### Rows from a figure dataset
◆ ◆ ◆

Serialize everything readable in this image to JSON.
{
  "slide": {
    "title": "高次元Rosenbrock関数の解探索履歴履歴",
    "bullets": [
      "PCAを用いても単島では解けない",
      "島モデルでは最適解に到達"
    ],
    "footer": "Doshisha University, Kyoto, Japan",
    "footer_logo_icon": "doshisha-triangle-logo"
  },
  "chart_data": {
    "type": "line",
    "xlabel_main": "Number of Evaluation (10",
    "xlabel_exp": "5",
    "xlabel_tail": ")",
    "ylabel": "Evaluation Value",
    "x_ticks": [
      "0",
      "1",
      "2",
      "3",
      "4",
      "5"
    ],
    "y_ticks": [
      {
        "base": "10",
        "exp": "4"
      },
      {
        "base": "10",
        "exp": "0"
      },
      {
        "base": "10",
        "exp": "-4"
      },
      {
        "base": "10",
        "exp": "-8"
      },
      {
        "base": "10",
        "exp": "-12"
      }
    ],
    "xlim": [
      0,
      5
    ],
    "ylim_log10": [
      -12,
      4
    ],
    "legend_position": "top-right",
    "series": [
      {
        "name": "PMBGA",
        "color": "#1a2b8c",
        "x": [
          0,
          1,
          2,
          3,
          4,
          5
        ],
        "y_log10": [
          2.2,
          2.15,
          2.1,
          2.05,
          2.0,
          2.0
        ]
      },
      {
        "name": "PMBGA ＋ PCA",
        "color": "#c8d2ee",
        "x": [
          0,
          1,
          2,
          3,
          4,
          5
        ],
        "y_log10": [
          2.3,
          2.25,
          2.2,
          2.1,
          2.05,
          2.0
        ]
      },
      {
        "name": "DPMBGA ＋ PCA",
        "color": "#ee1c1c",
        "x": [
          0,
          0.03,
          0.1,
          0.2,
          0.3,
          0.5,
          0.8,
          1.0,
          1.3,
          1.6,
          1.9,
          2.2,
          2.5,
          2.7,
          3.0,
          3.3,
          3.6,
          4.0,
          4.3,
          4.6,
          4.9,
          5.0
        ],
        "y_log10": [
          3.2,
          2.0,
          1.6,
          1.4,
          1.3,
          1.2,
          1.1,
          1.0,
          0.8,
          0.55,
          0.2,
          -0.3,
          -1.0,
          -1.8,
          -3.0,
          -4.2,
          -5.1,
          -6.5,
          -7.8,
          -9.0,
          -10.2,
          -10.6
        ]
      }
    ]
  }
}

◆ ◆ ◆

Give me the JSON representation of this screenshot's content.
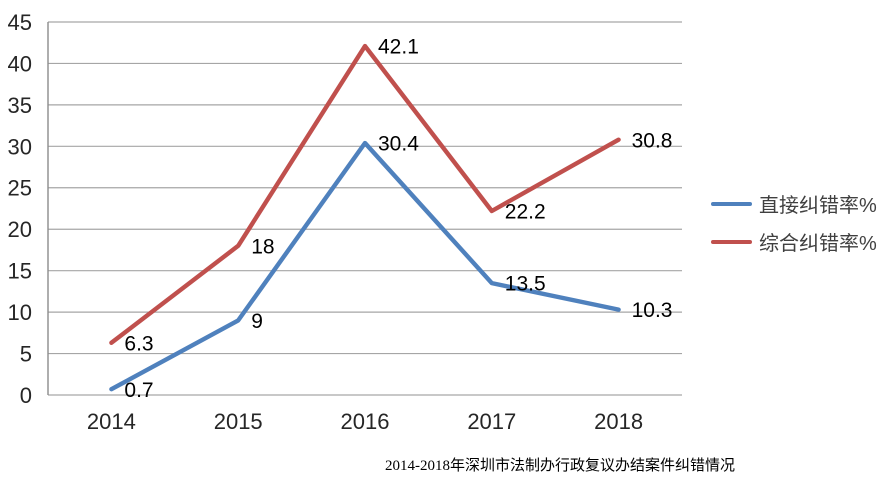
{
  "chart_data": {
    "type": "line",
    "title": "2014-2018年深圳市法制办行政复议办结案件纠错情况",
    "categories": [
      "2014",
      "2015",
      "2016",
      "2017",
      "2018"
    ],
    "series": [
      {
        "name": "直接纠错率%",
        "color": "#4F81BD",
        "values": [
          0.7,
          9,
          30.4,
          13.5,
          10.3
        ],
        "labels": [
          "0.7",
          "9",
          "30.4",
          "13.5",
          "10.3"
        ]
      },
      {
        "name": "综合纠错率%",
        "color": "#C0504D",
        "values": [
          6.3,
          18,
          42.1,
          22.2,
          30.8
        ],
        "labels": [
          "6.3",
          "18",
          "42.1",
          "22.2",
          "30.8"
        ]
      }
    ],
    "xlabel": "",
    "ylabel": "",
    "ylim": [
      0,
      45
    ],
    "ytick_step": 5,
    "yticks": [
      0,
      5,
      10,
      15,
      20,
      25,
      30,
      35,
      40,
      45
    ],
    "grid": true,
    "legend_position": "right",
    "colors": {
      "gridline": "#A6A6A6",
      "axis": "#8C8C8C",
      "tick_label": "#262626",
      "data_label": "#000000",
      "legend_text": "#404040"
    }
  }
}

◆ ◆ ◆

Gather all lines with the string "title" from the data.

### ANSWER
    "title": "高次元Rosenbrock関数の解探索履歴履歴",
    "title": "2014-2018年深圳市法制办行政复议办结案件纠错情况",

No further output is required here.